• _INPUT DATA_

++++++++

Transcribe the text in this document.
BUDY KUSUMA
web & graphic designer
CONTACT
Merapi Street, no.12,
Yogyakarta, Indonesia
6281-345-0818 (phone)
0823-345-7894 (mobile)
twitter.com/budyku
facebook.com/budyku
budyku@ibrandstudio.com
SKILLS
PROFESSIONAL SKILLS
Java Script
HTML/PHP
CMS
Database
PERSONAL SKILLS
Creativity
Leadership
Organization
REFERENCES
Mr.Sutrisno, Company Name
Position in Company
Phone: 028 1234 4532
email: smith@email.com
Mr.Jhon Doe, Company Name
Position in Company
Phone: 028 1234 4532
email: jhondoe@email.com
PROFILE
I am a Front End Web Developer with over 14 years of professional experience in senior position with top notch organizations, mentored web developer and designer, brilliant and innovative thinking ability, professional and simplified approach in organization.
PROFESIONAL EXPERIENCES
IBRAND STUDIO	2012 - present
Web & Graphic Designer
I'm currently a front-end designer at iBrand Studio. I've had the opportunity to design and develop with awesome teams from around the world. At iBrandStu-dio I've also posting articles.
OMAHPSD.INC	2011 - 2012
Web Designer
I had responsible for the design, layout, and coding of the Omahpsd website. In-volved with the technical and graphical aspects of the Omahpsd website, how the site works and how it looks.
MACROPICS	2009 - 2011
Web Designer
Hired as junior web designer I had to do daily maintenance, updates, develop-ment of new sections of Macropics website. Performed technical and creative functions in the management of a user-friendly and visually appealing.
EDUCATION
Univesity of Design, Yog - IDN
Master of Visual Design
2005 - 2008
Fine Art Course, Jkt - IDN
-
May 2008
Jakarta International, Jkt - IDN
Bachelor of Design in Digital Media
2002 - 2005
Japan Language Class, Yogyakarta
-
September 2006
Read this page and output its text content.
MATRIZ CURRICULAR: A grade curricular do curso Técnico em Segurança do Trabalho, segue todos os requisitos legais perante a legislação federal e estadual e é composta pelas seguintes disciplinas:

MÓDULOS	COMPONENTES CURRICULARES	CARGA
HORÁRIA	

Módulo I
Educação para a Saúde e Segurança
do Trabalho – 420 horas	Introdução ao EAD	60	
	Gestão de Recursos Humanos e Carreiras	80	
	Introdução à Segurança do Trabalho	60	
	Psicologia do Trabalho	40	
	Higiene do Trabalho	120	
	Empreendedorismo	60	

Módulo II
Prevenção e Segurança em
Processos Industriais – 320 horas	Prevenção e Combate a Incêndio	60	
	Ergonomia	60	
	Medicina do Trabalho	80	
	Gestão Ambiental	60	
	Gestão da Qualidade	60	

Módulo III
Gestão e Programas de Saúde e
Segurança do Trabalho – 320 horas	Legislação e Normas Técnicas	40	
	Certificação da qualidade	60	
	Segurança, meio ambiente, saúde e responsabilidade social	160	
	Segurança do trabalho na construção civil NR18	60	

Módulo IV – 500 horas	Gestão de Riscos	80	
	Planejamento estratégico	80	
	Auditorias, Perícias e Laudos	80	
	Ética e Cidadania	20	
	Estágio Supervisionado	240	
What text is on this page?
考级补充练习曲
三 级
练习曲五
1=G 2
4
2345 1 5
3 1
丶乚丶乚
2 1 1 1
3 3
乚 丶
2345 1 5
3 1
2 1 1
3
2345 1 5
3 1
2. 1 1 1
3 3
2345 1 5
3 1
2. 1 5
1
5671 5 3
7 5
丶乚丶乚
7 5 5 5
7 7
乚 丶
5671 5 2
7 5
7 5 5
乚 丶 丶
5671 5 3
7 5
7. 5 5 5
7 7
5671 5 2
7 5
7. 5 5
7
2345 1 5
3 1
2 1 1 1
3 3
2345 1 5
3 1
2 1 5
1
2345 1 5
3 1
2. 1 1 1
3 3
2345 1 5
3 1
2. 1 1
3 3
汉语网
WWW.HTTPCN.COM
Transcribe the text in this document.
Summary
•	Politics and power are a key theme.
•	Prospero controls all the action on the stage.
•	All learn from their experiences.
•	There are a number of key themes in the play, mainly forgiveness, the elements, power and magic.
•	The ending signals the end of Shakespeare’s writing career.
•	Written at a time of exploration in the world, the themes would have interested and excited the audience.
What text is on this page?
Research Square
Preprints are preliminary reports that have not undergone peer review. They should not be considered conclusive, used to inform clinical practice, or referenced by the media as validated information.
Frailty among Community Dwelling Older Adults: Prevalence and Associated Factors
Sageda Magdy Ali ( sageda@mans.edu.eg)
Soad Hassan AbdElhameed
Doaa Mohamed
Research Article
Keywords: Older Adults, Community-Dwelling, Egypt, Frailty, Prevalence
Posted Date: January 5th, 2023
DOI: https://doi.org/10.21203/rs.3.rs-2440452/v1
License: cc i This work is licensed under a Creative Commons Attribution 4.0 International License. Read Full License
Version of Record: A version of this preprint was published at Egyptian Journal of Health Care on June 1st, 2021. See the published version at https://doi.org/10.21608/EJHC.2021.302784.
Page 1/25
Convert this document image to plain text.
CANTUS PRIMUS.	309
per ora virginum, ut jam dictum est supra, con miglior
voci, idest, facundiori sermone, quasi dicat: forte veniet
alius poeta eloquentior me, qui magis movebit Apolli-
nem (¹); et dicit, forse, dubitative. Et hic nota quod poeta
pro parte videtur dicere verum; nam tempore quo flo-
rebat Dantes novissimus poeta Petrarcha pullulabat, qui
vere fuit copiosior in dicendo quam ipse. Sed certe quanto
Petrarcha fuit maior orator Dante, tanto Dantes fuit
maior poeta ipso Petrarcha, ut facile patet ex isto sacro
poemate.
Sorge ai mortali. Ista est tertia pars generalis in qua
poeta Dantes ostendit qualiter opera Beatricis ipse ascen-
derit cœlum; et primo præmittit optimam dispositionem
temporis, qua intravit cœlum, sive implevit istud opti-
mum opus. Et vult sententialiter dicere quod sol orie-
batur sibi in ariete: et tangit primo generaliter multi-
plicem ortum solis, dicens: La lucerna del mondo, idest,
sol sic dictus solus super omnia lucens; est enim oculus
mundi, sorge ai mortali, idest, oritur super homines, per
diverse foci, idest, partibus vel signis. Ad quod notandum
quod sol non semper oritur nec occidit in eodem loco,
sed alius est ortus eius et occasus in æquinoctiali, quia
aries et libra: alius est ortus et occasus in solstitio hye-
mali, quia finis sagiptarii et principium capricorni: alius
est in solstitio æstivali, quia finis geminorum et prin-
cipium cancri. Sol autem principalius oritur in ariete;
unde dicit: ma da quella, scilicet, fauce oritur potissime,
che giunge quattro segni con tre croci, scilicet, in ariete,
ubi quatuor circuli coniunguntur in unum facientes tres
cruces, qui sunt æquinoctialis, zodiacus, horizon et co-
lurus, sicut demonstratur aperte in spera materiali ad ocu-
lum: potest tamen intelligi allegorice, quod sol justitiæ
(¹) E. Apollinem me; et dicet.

++++++++

Lines that include the word "quod" are to be extracted from the data above.

nem (¹); et dicit, forse, dubitative. Et hic nota quod poeta
mum opus. Et vult sententialiter dicere quod sol orie-
diverse foci, idest, partibus vel signis. Ad quod notandum
quod sol non semper oritur nec occidit in eodem loco,
lum: potest tamen intelligi allegorice, quod sol justitiæ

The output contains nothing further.